[Data records]
————

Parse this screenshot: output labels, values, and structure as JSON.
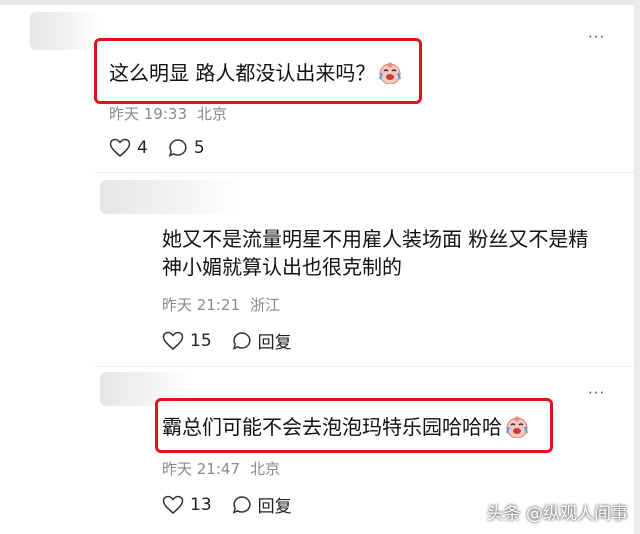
{
  "comments": [
    {
      "text": "这么明显 路人都没认出来吗？",
      "date": "昨天 19:33",
      "location": "北京",
      "likes": "4",
      "replies": "5",
      "highlighted": true
    },
    {
      "text_line1": "她又不是流量明星不用雇人装场面 粉丝又不是精",
      "text_line2": "神小媚就算认出也很克制的",
      "date": "昨天 21:21",
      "location": "浙江",
      "likes": "15",
      "reply_label": "回复",
      "highlighted": false
    },
    {
      "text": "霸总们可能不会去泡泡玛特乐园哈哈哈",
      "date": "昨天 21:47",
      "location": "北京",
      "likes": "13",
      "reply_label": "回复",
      "highlighted": true
    }
  ],
  "more_glyph": "···",
  "watermark": "头条 @纵观人间事",
  "colors": {
    "highlight": "#e1131b",
    "meta": "#8a8a8a"
  },
  "icons": {
    "like": "heart-outline-icon",
    "comment": "speech-bubble-icon",
    "emoji": "crying-laughing-emoji-icon"
  }
}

————

* EXERCISE INSTRUCTIONS
Restate each entry word for word, leaving out any pictures.

* FINAL RESULT
Parse this screenshot: output labels, values, and structure as JSON.
{
  "comments": [
    {
      "text": "这么明显 路人都没认出来吗？",
      "date": "昨天 19:33",
      "location": "北京",
      "likes": "4",
      "replies": "5",
      "highlighted": true
    },
    {
      "text_line1": "她又不是流量明星不用雇人装场面 粉丝又不是精",
      "text_line2": "神小媚就算认出也很克制的",
      "date": "昨天 21:21",
      "location": "浙江",
      "likes": "15",
      "reply_label": "回复",
      "highlighted": false
    },
    {
      "text": "霸总们可能不会去泡泡玛特乐园哈哈哈",
      "date": "昨天 21:47",
      "location": "北京",
      "likes": "13",
      "reply_label": "回复",
      "highlighted": true
    }
  ],
  "more_glyph": "···",
  "watermark": "头条 @纵观人间事",
  "colors": {
    "highlight": "#e1131b",
    "meta": "#8a8a8a"
  },
  "icons": {
    "like": "heart-outline-icon",
    "comment": "speech-bubble-icon",
    "emoji": "crying-laughing-emoji-icon"
  }
}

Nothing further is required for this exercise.